* **Extracted records**:
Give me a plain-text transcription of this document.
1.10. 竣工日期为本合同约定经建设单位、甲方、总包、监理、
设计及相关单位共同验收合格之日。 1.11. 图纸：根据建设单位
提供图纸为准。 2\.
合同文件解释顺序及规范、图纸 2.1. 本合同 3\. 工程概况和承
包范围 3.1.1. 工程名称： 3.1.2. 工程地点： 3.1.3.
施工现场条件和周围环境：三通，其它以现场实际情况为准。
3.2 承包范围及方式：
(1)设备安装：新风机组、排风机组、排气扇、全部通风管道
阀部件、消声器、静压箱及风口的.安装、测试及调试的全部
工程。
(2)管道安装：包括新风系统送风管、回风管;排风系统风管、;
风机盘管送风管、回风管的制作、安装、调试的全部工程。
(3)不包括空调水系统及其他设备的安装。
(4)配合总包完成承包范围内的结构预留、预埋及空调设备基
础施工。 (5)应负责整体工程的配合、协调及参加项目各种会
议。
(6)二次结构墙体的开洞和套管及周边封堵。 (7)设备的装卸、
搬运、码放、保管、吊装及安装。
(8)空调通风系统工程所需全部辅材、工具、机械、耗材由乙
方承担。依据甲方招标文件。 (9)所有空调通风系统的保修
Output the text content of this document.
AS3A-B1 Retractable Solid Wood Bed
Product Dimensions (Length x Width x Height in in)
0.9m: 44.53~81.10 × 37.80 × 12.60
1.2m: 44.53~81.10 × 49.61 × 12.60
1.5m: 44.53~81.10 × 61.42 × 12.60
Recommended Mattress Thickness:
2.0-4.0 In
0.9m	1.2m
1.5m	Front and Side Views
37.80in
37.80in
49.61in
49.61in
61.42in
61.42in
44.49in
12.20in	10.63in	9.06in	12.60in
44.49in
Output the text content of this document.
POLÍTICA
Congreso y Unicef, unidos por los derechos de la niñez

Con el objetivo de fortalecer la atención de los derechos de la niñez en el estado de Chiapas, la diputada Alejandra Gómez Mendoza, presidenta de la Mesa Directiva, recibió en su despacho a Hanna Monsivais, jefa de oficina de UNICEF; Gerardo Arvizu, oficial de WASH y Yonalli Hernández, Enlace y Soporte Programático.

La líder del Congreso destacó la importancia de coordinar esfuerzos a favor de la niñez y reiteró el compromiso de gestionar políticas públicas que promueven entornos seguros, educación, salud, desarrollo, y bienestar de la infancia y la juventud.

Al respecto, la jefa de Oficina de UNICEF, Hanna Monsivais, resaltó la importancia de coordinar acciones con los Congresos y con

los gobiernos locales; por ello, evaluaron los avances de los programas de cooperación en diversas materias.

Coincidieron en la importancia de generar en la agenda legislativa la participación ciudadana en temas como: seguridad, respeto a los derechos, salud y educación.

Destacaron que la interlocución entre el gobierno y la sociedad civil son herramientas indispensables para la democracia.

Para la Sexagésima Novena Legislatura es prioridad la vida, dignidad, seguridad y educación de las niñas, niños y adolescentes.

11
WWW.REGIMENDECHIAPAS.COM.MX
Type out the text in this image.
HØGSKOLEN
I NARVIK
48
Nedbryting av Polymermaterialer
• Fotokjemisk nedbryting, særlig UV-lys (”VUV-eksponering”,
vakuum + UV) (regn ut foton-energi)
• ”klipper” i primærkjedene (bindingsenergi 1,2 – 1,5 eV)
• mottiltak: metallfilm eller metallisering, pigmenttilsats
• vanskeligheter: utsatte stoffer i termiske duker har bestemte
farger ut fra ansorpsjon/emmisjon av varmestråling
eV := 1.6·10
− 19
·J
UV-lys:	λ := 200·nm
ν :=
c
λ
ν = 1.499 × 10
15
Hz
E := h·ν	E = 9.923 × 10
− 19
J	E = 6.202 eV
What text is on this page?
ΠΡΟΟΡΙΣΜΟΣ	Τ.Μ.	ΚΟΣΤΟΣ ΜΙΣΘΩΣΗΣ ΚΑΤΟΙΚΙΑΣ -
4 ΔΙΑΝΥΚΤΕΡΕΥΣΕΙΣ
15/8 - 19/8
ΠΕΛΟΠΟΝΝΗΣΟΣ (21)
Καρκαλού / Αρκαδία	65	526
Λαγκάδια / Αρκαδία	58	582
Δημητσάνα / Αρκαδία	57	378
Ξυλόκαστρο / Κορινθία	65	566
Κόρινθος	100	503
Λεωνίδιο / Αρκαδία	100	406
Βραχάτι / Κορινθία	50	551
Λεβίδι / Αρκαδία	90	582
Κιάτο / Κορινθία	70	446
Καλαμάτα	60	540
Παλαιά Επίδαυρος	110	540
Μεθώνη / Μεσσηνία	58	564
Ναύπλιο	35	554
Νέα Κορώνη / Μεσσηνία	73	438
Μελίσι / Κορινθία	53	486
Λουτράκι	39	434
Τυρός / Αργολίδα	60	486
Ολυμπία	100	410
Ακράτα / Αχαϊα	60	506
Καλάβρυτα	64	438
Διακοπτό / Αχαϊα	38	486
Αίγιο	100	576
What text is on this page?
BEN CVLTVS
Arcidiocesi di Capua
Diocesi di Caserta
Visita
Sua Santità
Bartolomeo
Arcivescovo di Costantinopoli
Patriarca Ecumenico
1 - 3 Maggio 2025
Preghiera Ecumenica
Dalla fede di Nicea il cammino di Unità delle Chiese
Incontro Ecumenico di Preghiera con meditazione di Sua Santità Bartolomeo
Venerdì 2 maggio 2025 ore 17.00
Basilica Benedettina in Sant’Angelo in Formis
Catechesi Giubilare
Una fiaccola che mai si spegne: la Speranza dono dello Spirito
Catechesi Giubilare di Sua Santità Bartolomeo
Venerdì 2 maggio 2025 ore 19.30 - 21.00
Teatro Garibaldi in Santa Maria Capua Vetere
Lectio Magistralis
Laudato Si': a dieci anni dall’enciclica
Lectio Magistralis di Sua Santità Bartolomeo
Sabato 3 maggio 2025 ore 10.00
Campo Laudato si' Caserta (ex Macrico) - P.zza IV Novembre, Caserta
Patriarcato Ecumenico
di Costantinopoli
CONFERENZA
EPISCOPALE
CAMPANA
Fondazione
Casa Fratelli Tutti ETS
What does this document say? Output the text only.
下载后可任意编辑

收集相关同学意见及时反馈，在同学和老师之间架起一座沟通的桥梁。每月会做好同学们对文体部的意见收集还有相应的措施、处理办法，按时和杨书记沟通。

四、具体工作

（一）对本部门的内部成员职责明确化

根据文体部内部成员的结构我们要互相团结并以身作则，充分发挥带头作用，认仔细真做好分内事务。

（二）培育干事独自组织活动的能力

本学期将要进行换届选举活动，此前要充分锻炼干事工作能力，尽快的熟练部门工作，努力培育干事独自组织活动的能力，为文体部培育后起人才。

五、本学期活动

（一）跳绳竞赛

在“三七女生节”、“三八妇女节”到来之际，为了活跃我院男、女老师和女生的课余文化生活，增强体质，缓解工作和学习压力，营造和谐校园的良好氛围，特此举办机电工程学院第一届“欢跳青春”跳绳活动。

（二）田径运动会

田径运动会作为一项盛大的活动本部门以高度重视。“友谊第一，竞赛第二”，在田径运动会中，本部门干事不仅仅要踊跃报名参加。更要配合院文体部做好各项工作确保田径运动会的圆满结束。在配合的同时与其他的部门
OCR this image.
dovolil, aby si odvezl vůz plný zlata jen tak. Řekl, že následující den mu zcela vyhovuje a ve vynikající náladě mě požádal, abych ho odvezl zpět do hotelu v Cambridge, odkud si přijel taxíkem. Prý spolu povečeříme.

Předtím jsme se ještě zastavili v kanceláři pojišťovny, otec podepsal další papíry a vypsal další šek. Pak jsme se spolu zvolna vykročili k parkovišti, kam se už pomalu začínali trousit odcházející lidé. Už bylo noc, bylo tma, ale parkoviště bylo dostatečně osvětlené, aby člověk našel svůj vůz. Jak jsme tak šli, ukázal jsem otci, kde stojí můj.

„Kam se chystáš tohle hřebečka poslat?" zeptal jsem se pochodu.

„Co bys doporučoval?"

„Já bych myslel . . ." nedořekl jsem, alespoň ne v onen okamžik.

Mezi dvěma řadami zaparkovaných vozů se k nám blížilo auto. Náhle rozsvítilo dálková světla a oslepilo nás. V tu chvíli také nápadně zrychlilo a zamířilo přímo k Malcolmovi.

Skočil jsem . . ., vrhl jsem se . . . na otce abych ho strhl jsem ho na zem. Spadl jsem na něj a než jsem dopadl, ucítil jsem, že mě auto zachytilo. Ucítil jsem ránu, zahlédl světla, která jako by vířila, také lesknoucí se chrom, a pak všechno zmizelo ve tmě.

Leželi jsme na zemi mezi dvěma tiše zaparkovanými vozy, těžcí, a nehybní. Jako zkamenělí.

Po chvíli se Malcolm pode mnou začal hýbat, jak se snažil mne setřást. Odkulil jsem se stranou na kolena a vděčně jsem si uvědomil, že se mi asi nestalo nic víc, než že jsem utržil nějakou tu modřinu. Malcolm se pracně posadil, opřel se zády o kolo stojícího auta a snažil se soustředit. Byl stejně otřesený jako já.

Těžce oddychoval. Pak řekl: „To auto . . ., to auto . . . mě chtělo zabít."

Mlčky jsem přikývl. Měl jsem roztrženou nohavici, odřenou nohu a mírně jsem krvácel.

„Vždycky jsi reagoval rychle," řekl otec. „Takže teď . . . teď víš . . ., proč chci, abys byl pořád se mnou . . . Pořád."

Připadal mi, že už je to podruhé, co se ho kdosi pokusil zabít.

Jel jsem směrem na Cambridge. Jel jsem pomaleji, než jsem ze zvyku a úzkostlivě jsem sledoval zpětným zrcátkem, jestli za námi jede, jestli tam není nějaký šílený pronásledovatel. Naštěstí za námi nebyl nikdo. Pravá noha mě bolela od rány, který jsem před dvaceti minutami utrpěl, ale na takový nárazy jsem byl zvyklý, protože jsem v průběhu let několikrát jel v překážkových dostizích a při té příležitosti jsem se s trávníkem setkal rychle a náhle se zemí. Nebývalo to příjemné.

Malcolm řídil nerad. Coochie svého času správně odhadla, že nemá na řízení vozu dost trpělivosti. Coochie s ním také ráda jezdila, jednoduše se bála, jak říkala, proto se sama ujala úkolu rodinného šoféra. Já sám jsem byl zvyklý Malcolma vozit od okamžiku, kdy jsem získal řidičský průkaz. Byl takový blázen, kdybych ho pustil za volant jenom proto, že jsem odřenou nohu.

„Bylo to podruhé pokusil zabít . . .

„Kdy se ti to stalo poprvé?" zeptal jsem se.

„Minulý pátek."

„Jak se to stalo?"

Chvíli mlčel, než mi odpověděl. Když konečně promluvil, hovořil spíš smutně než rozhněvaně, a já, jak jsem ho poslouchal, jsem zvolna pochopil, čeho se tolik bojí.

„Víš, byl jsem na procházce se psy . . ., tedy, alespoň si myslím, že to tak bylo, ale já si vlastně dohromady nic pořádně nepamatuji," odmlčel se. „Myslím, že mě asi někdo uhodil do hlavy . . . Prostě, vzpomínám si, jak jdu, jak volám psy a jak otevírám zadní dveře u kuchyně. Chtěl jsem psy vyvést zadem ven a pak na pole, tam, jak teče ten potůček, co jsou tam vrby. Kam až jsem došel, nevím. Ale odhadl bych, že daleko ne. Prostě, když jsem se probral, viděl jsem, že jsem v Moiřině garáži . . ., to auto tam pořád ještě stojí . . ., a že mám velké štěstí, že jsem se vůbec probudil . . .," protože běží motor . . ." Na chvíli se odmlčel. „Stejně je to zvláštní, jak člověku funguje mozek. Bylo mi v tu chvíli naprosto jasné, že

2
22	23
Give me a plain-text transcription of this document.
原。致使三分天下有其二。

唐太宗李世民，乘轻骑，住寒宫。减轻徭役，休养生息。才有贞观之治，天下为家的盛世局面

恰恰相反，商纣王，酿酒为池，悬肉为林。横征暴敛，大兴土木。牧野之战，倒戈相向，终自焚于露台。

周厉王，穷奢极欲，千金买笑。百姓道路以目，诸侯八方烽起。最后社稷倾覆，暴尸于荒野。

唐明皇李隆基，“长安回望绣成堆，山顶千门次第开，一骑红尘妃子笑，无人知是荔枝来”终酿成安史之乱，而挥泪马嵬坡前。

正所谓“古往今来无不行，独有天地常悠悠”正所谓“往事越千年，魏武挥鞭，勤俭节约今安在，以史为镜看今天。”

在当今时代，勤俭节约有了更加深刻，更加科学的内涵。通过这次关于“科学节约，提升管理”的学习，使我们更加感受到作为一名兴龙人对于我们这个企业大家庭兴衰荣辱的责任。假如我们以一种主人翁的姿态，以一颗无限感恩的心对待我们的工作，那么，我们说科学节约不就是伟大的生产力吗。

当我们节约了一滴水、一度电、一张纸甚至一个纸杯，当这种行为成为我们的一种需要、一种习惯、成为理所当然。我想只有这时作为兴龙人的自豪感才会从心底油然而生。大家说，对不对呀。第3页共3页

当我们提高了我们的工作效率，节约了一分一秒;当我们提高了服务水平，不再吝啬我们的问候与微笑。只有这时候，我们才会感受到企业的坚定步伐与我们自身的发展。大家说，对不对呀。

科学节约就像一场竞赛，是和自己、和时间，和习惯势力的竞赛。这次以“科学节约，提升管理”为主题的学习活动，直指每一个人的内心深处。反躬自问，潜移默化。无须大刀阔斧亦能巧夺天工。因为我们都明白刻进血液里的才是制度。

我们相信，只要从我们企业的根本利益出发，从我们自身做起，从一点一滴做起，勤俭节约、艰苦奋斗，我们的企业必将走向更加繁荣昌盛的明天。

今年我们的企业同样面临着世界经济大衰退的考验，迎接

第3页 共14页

* **Exercise**: Go through the records line by line and count those containing the string "zeptal". Give only the total.

* **Reply to the task**: 2